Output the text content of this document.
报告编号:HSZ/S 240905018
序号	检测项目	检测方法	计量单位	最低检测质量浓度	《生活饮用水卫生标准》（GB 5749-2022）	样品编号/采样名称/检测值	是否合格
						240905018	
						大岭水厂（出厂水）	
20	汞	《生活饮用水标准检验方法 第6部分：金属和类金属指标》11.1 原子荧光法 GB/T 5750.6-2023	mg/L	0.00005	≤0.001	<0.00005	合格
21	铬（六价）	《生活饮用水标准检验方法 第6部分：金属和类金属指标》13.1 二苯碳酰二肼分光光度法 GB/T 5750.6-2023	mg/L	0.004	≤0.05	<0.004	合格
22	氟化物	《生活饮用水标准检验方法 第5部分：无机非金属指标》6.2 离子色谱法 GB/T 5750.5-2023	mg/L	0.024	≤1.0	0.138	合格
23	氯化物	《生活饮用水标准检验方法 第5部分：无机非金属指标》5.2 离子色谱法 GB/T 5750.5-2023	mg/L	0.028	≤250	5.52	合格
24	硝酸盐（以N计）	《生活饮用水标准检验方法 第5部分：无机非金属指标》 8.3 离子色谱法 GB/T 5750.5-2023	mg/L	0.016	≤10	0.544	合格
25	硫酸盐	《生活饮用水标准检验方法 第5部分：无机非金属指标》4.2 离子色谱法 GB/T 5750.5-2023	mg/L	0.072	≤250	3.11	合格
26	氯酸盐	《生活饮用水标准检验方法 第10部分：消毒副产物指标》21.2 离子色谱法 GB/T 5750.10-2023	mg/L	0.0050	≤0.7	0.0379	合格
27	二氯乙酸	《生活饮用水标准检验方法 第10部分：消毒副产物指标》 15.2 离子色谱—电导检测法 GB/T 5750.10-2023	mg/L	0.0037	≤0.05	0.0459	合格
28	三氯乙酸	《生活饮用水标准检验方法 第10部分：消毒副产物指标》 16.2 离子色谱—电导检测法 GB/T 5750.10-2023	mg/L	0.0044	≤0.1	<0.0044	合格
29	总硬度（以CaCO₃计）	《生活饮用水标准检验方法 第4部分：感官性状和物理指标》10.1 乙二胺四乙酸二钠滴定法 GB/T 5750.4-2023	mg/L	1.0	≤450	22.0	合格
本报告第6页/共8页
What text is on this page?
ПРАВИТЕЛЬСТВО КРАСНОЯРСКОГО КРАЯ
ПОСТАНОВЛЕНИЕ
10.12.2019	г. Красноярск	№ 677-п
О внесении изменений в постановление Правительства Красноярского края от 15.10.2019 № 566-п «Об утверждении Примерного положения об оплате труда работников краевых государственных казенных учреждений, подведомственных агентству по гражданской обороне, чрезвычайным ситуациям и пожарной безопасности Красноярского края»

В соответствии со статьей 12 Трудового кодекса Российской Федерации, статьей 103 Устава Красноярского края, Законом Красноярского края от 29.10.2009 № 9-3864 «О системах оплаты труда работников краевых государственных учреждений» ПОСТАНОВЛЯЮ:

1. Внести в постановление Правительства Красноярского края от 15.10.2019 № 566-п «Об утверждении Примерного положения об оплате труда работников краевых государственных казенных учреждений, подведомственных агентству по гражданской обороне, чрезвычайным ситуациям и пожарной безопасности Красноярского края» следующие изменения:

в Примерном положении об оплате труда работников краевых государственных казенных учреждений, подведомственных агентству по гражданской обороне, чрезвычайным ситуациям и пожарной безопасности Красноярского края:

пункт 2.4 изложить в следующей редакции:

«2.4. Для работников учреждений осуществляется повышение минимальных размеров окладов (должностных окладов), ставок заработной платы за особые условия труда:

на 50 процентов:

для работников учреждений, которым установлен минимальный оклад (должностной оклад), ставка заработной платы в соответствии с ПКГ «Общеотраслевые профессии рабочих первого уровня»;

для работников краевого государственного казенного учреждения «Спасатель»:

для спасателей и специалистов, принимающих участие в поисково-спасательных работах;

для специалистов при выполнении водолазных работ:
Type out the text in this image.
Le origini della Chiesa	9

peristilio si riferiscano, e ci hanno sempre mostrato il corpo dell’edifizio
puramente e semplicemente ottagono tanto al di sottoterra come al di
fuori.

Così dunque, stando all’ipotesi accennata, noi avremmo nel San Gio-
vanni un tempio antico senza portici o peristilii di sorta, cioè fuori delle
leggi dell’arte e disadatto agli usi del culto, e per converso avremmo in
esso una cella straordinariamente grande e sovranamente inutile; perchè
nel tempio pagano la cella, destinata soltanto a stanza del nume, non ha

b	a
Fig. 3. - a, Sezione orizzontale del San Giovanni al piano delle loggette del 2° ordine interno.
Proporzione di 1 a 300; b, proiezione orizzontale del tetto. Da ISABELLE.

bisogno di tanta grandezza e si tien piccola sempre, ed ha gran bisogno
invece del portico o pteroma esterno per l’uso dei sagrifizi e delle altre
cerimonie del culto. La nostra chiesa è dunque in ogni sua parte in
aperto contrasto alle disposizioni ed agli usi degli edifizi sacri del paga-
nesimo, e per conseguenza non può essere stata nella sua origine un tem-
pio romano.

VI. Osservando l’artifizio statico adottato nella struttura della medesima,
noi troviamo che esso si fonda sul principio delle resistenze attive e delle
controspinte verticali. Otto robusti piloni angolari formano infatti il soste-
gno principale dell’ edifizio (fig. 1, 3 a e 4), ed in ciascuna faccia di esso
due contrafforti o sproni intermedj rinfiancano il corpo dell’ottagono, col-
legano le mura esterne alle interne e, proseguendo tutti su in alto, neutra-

━━━

# [WORK TO COMPLETE]
Extract the whole listing, character for character.

# [TASK RESPONSE]
Output the text content of this document.
报告编号:HSZ/S 240905018
序号	检测项目	检测方法	计量单位	最低检测质量浓度	《生活饮用水卫生标准》（GB 5749-2022）	样品编号/采样名称/检测值	是否合格
						240905018	
						大岭水厂（出厂水）	
20	汞	《生活饮用水标准检验方法 第6部分：金属和类金属指标》11.1 原子荧光法 GB/T 5750.6-2023	mg/L	0.00005	≤0.001	<0.00005	合格
21	铬（六价）	《生活饮用水标准检验方法 第6部分：金属和类金属指标》13.1 二苯碳酰二肼分光光度法 GB/T 5750.6-2023	mg/L	0.004	≤0.05	<0.004	合格
22	氟化物	《生活饮用水标准检验方法 第5部分：无机非金属指标》6.2 离子色谱法 GB/T 5750.5-2023	mg/L	0.024	≤1.0	0.138	合格
23	氯化物	《生活饮用水标准检验方法 第5部分：无机非金属指标》5.2 离子色谱法 GB/T 5750.5-2023	mg/L	0.028	≤250	5.52	合格
24	硝酸盐（以N计）	《生活饮用水标准检验方法 第5部分：无机非金属指标》 8.3 离子色谱法 GB/T 5750.5-2023	mg/L	0.016	≤10	0.544	合格
25	硫酸盐	《生活饮用水标准检验方法 第5部分：无机非金属指标》4.2 离子色谱法 GB/T 5750.5-2023	mg/L	0.072	≤250	3.11	合格
26	氯酸盐	《生活饮用水标准检验方法 第10部分：消毒副产物指标》21.2 离子色谱法 GB/T 5750.10-2023	mg/L	0.0050	≤0.7	0.0379	合格
27	二氯乙酸	《生活饮用水标准检验方法 第10部分：消毒副产物指标》 15.2 离子色谱—电导检测法 GB/T 5750.10-2023	mg/L	0.0037	≤0.05	0.0459	合格
28	三氯乙酸	《生活饮用水标准检验方法 第10部分：消毒副产物指标》 16.2 离子色谱—电导检测法 GB/T 5750.10-2023	mg/L	0.0044	≤0.1	<0.0044	合格
29	总硬度（以CaCO₃计）	《生活饮用水标准检验方法 第4部分：感官性状和物理指标》10.1 乙二胺四乙酸二钠滴定法 GB/T 5750.4-2023	mg/L	1.0	≤450	22.0	合格
本报告第6页/共8页
What text is on this page?
ПРАВИТЕЛЬСТВО КРАСНОЯРСКОГО КРАЯ
ПОСТАНОВЛЕНИЕ
10.12.2019	г. Красноярск	№ 677-п
О внесении изменений в постановление Правительства Красноярского края от 15.10.2019 № 566-п «Об утверждении Примерного положения об оплате труда работников краевых государственных казенных учреждений, подведомственных агентству по гражданской обороне, чрезвычайным ситуациям и пожарной безопасности Красноярского края»

В соответствии со статьей 12 Трудового кодекса Российской Федерации, статьей 103 Устава Красноярского края, Законом Красноярского края от 29.10.2009 № 9-3864 «О системах оплаты труда работников краевых государственных учреждений» ПОСТАНОВЛЯЮ:

1. Внести в постановление Правительства Красноярского края от 15.10.2019 № 566-п «Об утверждении Примерного положения об оплате труда работников краевых государственных казенных учреждений, подведомственных агентству по гражданской обороне, чрезвычайным ситуациям и пожарной безопасности Красноярского края» следующие изменения:

в Примерном положении об оплате труда работников краевых государственных казенных учреждений, подведомственных агентству по гражданской обороне, чрезвычайным ситуациям и пожарной безопасности Красноярского края:

пункт 2.4 изложить в следующей редакции:

«2.4. Для работников учреждений осуществляется повышение минимальных размеров окладов (должностных окладов), ставок заработной платы за особые условия труда:

на 50 процентов:

для работников учреждений, которым установлен минимальный оклад (должностной оклад), ставка заработной платы в соответствии с ПКГ «Общеотраслевые профессии рабочих первого уровня»;

для работников краевого государственного казенного учреждения «Спасатель»:

для спасателей и специалистов, принимающих участие в поисково-спасательных работах;

для специалистов при выполнении водолазных работ:
Type out the text in this image.
Le origini della Chiesa	9

peristilio si riferiscano, e ci hanno sempre mostrato il corpo dell’edifizio
puramente e semplicemente ottagono tanto al di sottoterra come al di
fuori.

Così dunque, stando all’ipotesi accennata, noi avremmo nel San Gio-
vanni un tempio antico senza portici o peristilii di sorta, cioè fuori delle
leggi dell’arte e disadatto agli usi del culto, e per converso avremmo in
esso una cella straordinariamente grande e sovranamente inutile; perchè
nel tempio pagano la cella, destinata soltanto a stanza del nume, non ha

b	a
Fig. 3. - a, Sezione orizzontale del San Giovanni al piano delle loggette del 2° ordine interno.
Proporzione di 1 a 300; b, proiezione orizzontale del tetto. Da ISABELLE.

bisogno di tanta grandezza e si tien piccola sempre, ed ha gran bisogno
invece del portico o pteroma esterno per l’uso dei sagrifizi e delle altre
cerimonie del culto. La nostra chiesa è dunque in ogni sua parte in
aperto contrasto alle disposizioni ed agli usi degli edifizi sacri del paga-
nesimo, e per conseguenza non può essere stata nella sua origine un tem-
pio romano.

VI. Osservando l’artifizio statico adottato nella struttura della medesima,
noi troviamo che esso si fonda sul principio delle resistenze attive e delle
controspinte verticali. Otto robusti piloni angolari formano infatti il soste-
gno principale dell’ edifizio (fig. 1, 3 a e 4), ed in ciascuna faccia di esso
due contrafforti o sproni intermedj rinfiancano il corpo dell’ottagono, col-
legano le mura esterne alle interne e, proseguendo tutti su in alto, neutra-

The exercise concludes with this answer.